[Exercise instructions] Lines containing the word "необходимо" are to be counted; state their number and nothing further.
--- begin Records to process ---
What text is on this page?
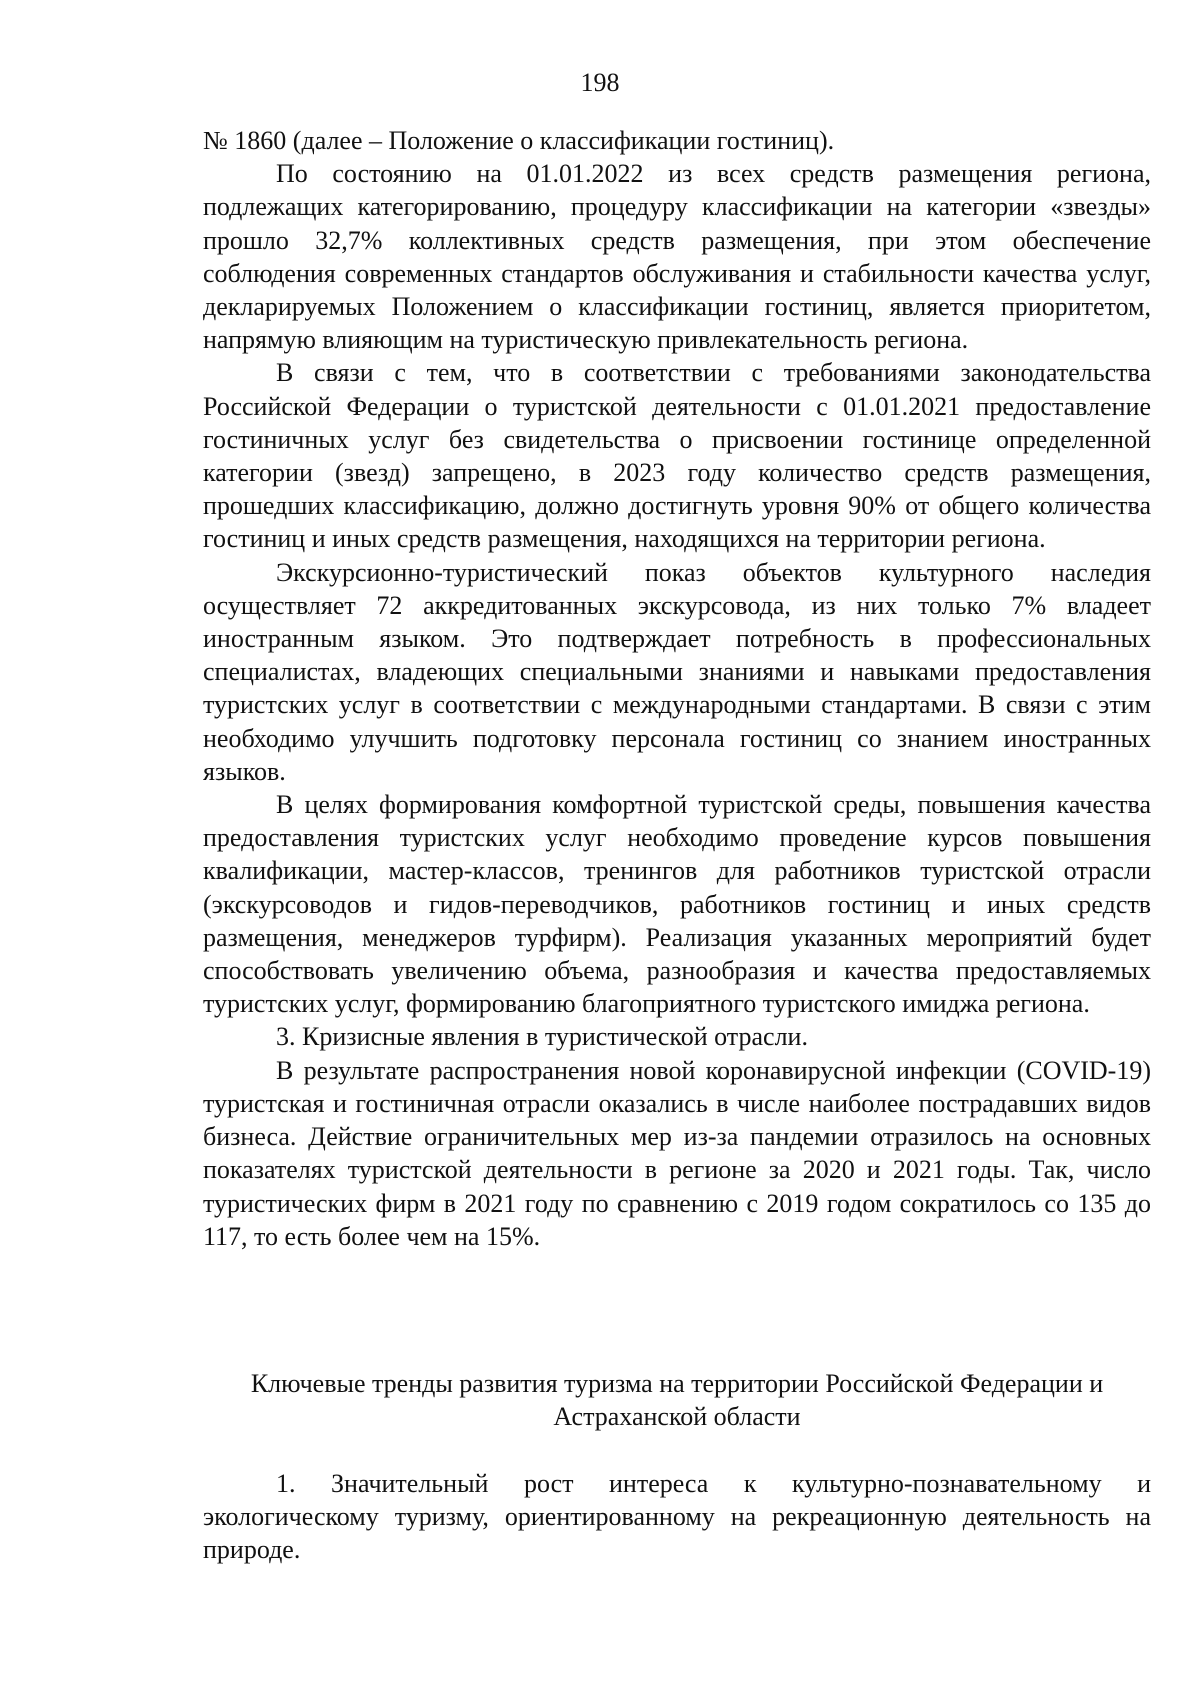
198

№ 1860 (далее – Положение о классификации гостиниц).

По состоянию на 01.01.2022 из всех средств размещения региона, подлежащих категорированию, процедуру классификации на категории «звезды» прошло 32,7% коллективных средств размещения, при этом обеспечение соблюдения современных стандартов обслуживания и стабильности качества услуг, декларируемых Положением о классификации гостиниц, является приоритетом, напрямую влияющим на туристическую привлекательность региона.

В связи с тем, что в соответствии с требованиями законодательства Российской Федерации о туристской деятельности с 01.01.2021 предоставление гостиничных услуг без свидетельства о присвоении гостинице определенной категории (звезд) запрещено, в 2023 году количество средств размещения, прошедших классификацию, должно достигнуть уровня 90% от общего количества гостиниц и иных средств размещения, находящихся на территории региона.

Экскурсионно-туристический показ объектов культурного наследия осуществляет 72 аккредитованных экскурсовода, из них только 7% владеет иностранным языком. Это подтверждает потребность в профессиональных специалистах, владеющих специальными знаниями и навыками предоставления туристских услуг в соответствии с международными стандартами. В связи с этим необходимо улучшить подготовку персонала гостиниц со знанием иностранных языков.

В целях формирования комфортной туристской среды, повышения качества предоставления туристских услуг необходимо проведение курсов повышения квалификации, мастер-классов, тренингов для работников туристской отрасли (экскурсоводов и гидов-переводчиков, работников гостиниц и иных средств размещения, менеджеров турфирм). Реализация указанных мероприятий будет способствовать увеличению объема, разнообразия и качества предоставляемых туристских услуг, формированию благоприятного туристского имиджа региона.

3. Кризисные явления в туристической отрасли.

В результате распространения новой коронавирусной инфекции (COVID-19) туристская и гостиничная отрасли оказались в числе наиболее пострадавших видов бизнеса. Действие ограничительных мер из-за пандемии отразилось на основных показателях туристской деятельности в регионе за 2020 и 2021 годы. Так, число туристических фирм в 2021 году по сравнению с 2019 годом сократилось со 135 до 117, то есть более чем на 15%.

Ключевые тренды развития туризма на территории Российской Федерации и Астраханской области

1. Значительный рост интереса к культурно-познавательному и экологическому туризму, ориентированному на рекреационную деятельность на природе.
--- end Records to process ---
[Worked solution] 2